Reading passage:
⟨
That second step is forgotten on many projects we audit. When that happens, the curve fires correctly during a voltage event, the plant data acquisition system records the active-power dip, and nobody can tell whether the dip was a curtailment, a derate, or a fault response.
This is a Measurement, Meaning, Control problem. Measurement is the active-power tag at the inverter. Meaning is the event label: economic, reliability, voltage, export-limit, or ride-through. Control is the response that created the dip. Without all three, post-event review turns into guesswork.
NERC PRC-029-1, IEEE 2800-2022, and FERC Order 901: Compliance Stakes
The regulatory layer hardened in 2024 and continues to harden through 2030. Three documents define the compliance envelope for AGC participation and curtailment behavior on transmission-connected solar plants today.
NERC PRC-029-1
NERC PRC-029-1 replaces the older PRC-024-3 with an IBR-specific ride-through standard. It requires continuous operation from 56 to 64 hertz for six seconds and a 5 hertz-per-second ROCOF tolerance. Voltage envelopes are also tighter than under the older standard. Tripping inside this window is a violation. The cutover is 2026, and the implementation plan is documented at NERC. For SCADA teams, the implication is clear: ride-through events need one-second timestamps or better, and alarm logic has to separate ride-through from curtailment.
⟩
Data section:
⟨
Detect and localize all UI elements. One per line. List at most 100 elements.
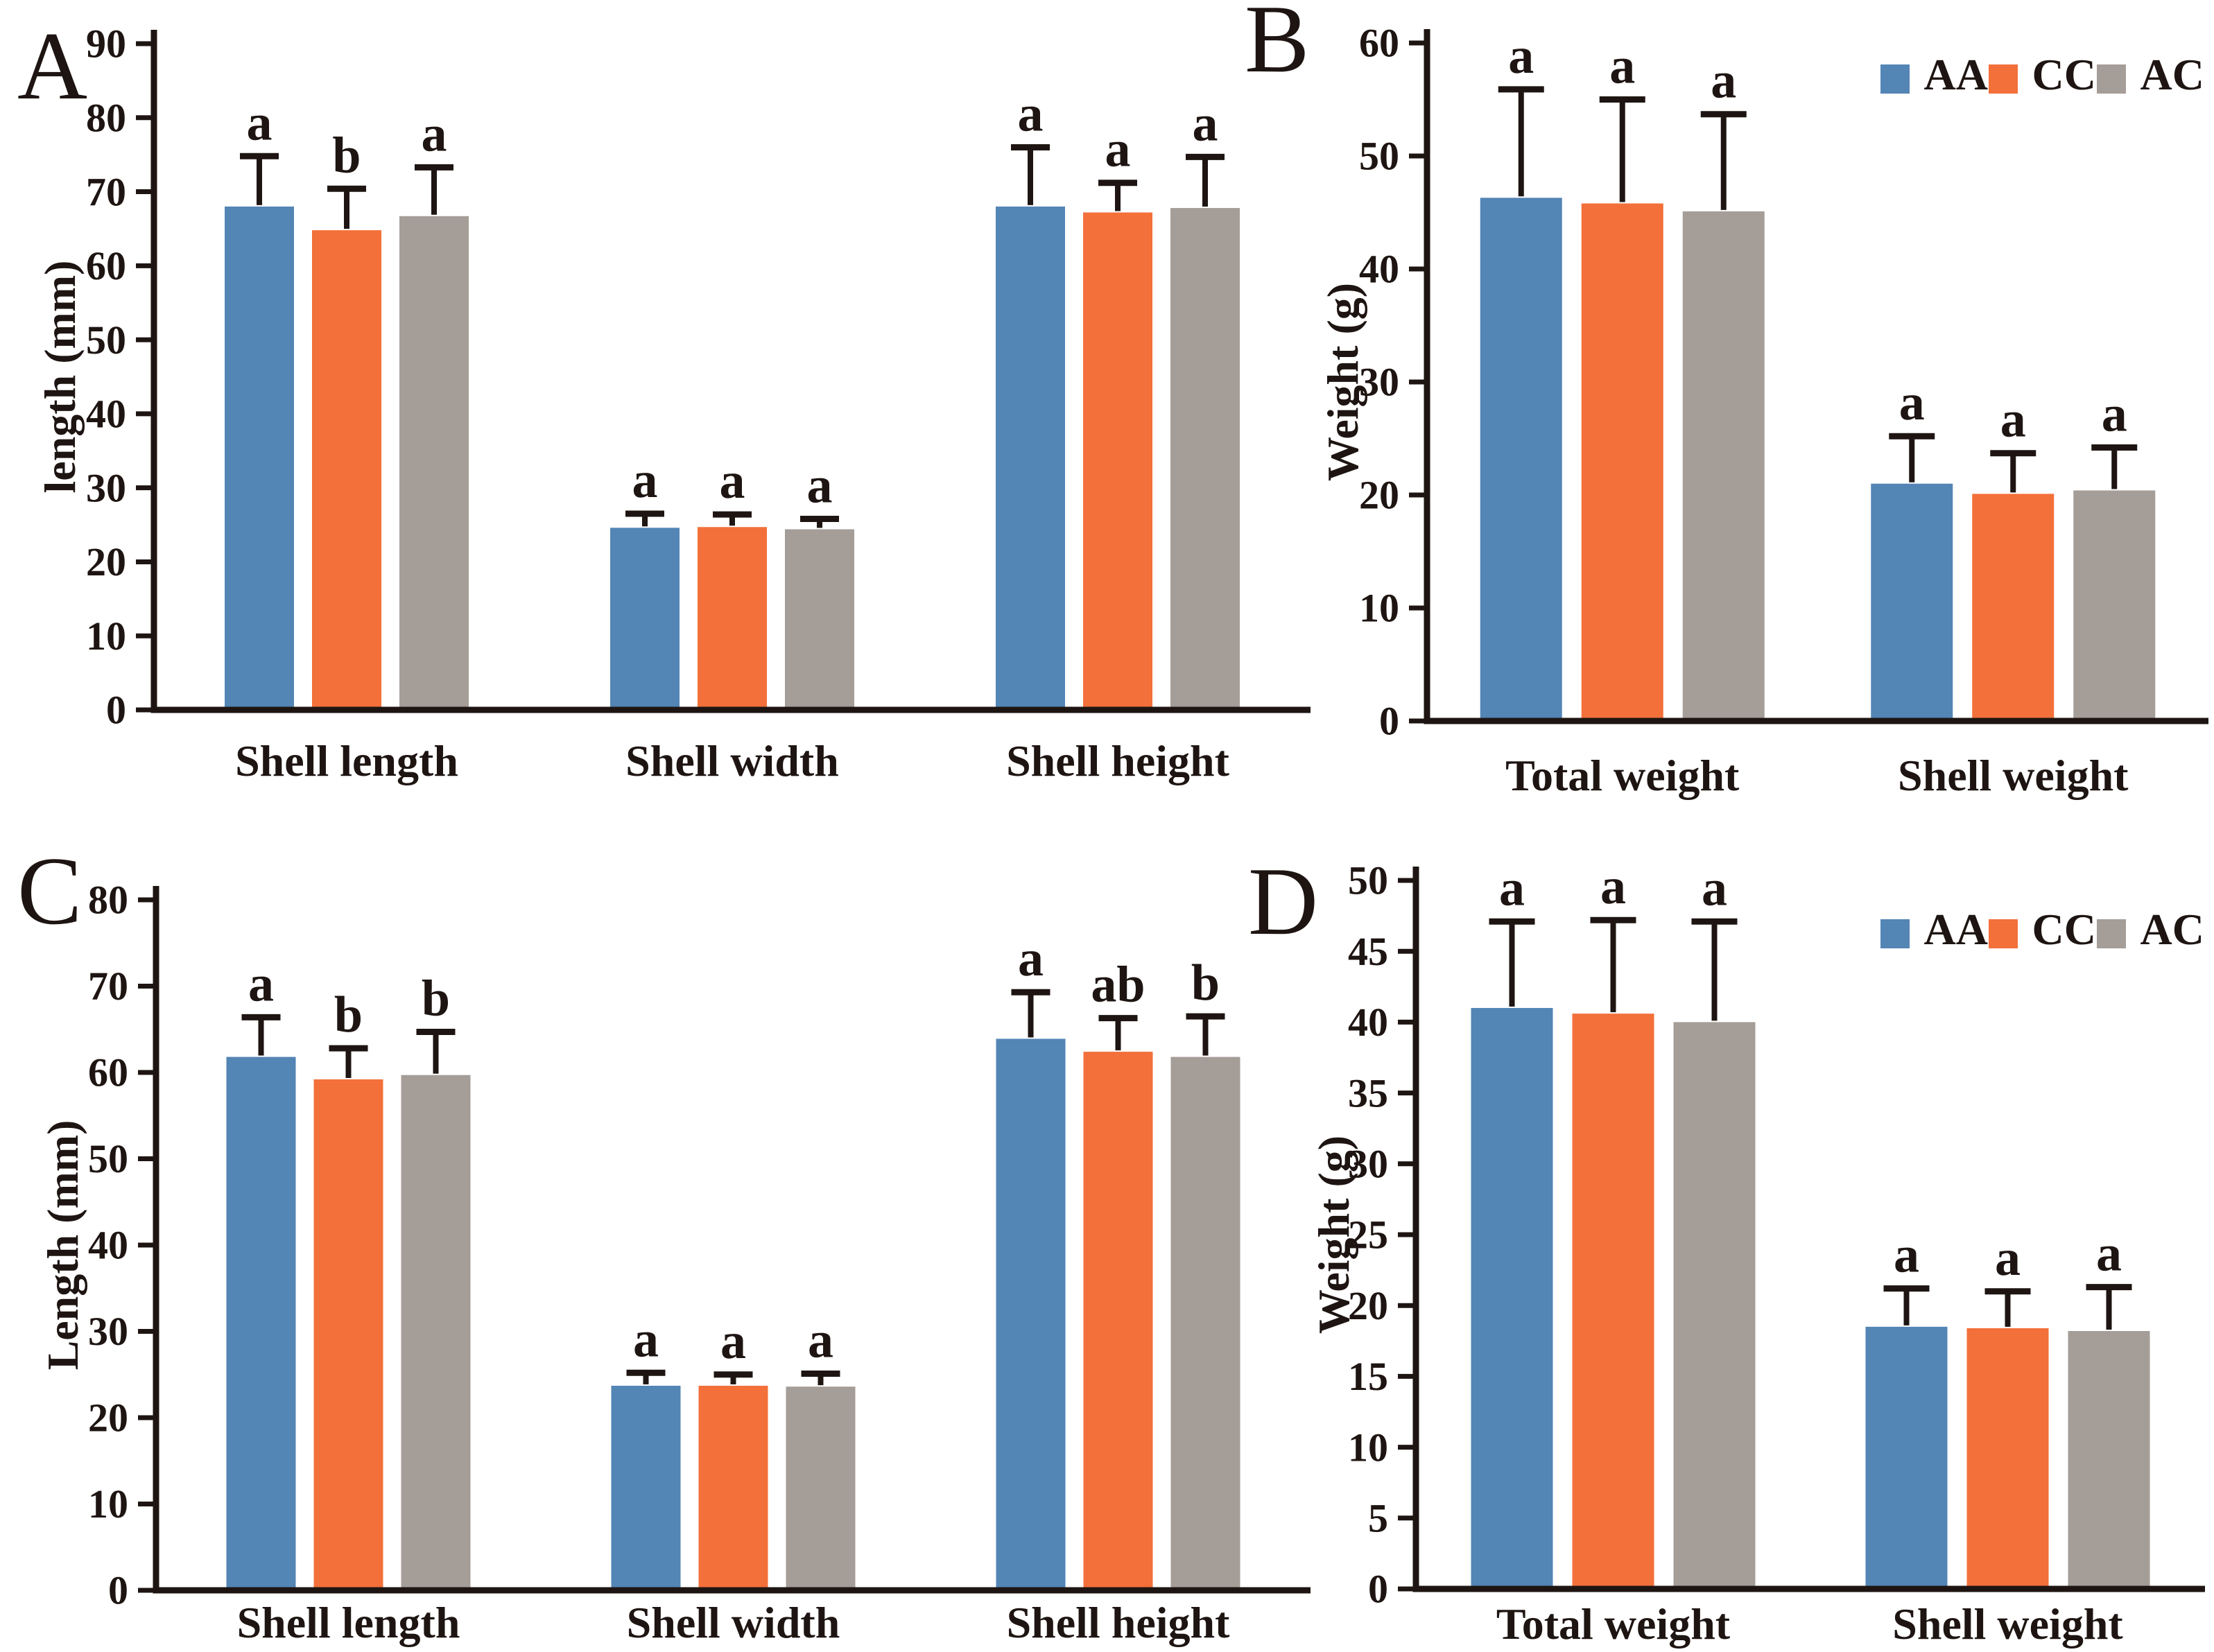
category-label: Shell length — [235, 736, 458, 785]
panel-letter: A — [17, 12, 87, 120]
bar-AC — [401, 1075, 471, 1590]
legend-swatch-CC — [1989, 64, 2018, 94]
y-axis-title: Length (mm) — [38, 1120, 87, 1371]
bar-CC — [1572, 1014, 1654, 1589]
significance-letter: a — [2000, 392, 2026, 449]
y-tick-label: 20 — [86, 539, 126, 584]
y-tick-label: 0 — [108, 1568, 128, 1613]
significance-letter: a — [720, 453, 745, 510]
y-tick-label: 45 — [1348, 929, 1388, 974]
bar-AC — [786, 1386, 856, 1590]
significance-letter: a — [1995, 1230, 2021, 1287]
significance-letter: a — [2096, 1226, 2122, 1283]
y-tick-label: 20 — [88, 1395, 128, 1441]
y-tick-label: 35 — [1348, 1070, 1388, 1115]
bar-CC — [698, 1385, 768, 1590]
significance-letter: a — [1609, 38, 1635, 95]
bar-AA — [1865, 1326, 1948, 1589]
y-tick-label: 10 — [88, 1481, 128, 1527]
significance-letter: b — [1191, 955, 1220, 1011]
y-tick-label: 40 — [1359, 247, 1399, 292]
bar-CC — [698, 527, 767, 710]
legend-label: CC — [2032, 905, 2096, 954]
legend-swatch-AC — [2097, 919, 2126, 948]
significance-letter: a — [422, 105, 447, 162]
significance-letter: a — [1508, 28, 1534, 85]
bar-CC — [1972, 494, 2055, 721]
y-tick-label: 15 — [1348, 1354, 1388, 1399]
legend-swatch-AC — [2097, 64, 2126, 94]
y-tick-label: 50 — [1359, 134, 1399, 179]
y-tick-label: 60 — [88, 1050, 128, 1095]
y-tick-label: 0 — [1368, 1567, 1388, 1612]
bar-AC — [1170, 1057, 1240, 1590]
y-tick-label: 50 — [88, 1136, 128, 1181]
legend-label: CC — [2032, 50, 2096, 99]
y-tick-label: 30 — [1359, 360, 1399, 405]
bar-AC — [1170, 208, 1240, 711]
category-label: Shell weight — [1898, 751, 2129, 800]
bar-AA — [226, 1057, 296, 1590]
y-tick-label: 30 — [86, 465, 126, 510]
significance-letter: b — [334, 986, 363, 1043]
significance-letter: b — [422, 970, 450, 1027]
y-tick-label: 80 — [88, 878, 128, 923]
y-tick-label: 20 — [1348, 1283, 1388, 1328]
y-tick-label: 60 — [1359, 21, 1399, 66]
y-tick-label: 25 — [1348, 1212, 1388, 1258]
y-tick-label: 10 — [86, 614, 126, 659]
bar-AA — [225, 206, 294, 710]
y-axis-title: Weight (g) — [1318, 283, 1367, 481]
bar-AC — [1673, 1022, 1756, 1589]
significance-letter: a — [1499, 860, 1525, 916]
y-tick-label: 70 — [88, 964, 128, 1009]
y-tick-label: 30 — [88, 1309, 128, 1354]
category-label: Total weight — [1505, 751, 1740, 800]
significance-letter: a — [632, 452, 658, 509]
panel-D: D Weight (g) a a a Total weight a a a Shell weigh… — [1248, 848, 2205, 1649]
y-tick-label: 0 — [106, 688, 126, 733]
category-label: Shell weight — [1892, 1599, 2123, 1649]
category-label: Shell height — [1006, 736, 1230, 785]
significance-letter: a — [1711, 53, 1736, 110]
panel-letter: B — [1245, 0, 1309, 93]
bar-AC — [785, 529, 854, 710]
legend-label: AC — [2141, 905, 2204, 954]
y-tick-label: 40 — [1348, 1000, 1388, 1045]
legend-label: AA — [1924, 905, 1988, 954]
legend-label: AC — [2141, 50, 2204, 99]
significance-letter: a — [808, 1312, 833, 1369]
bar-AA — [1871, 483, 1953, 721]
y-tick-label: 90 — [86, 21, 126, 67]
category-label: Shell width — [627, 1598, 840, 1647]
y-tick-label: 60 — [86, 243, 126, 288]
y-tick-label: 80 — [86, 95, 126, 140]
y-tick-label: 50 — [1348, 858, 1388, 903]
bar-AA — [996, 1038, 1066, 1590]
y-tick-label: 10 — [1359, 586, 1399, 631]
significance-letter: a — [1193, 95, 1218, 152]
significance-letter: a — [1600, 858, 1626, 915]
y-tick-label: 40 — [88, 1223, 128, 1268]
bar-AA — [996, 206, 1065, 710]
category-label: Shell length — [237, 1598, 460, 1647]
bar-AC — [2068, 1330, 2150, 1589]
y-tick-label: 0 — [1379, 699, 1399, 744]
significance-letter: a — [1899, 374, 1925, 431]
significance-letter: a — [807, 458, 833, 514]
bar-CC — [1581, 203, 1663, 722]
panel-B: B Weight (g) a a a Total weight a a a Shell weigh… — [1245, 0, 2208, 800]
panel-letter: D — [1248, 848, 1318, 955]
y-tick-label: 5 — [1368, 1496, 1388, 1541]
bar-AC — [2073, 490, 2156, 721]
y-axis-title: length (mm) — [35, 261, 85, 494]
legend-swatch-CC — [1989, 919, 2018, 948]
legend-swatch-AA — [1880, 919, 1910, 948]
bar-AA — [610, 528, 680, 710]
bar-CC — [313, 1079, 383, 1590]
bar-AA — [1471, 1007, 1553, 1589]
y-tick-label: 10 — [1348, 1425, 1388, 1470]
significance-letter: a — [1018, 85, 1044, 142]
⟩
Exercises to complete:
**1)** In the passage on solar plant compliance, which older standard does NERC PRC-029-1 replace?
**2)** State only how many lines in the entries contain the string "swatch", treating uppercase and lowercase as different.
The passage and the entries are unrelated material.

Answers for this exercise:
**1)** NERC PRC-029-1 replaces PRC-024-3.

**2)** 5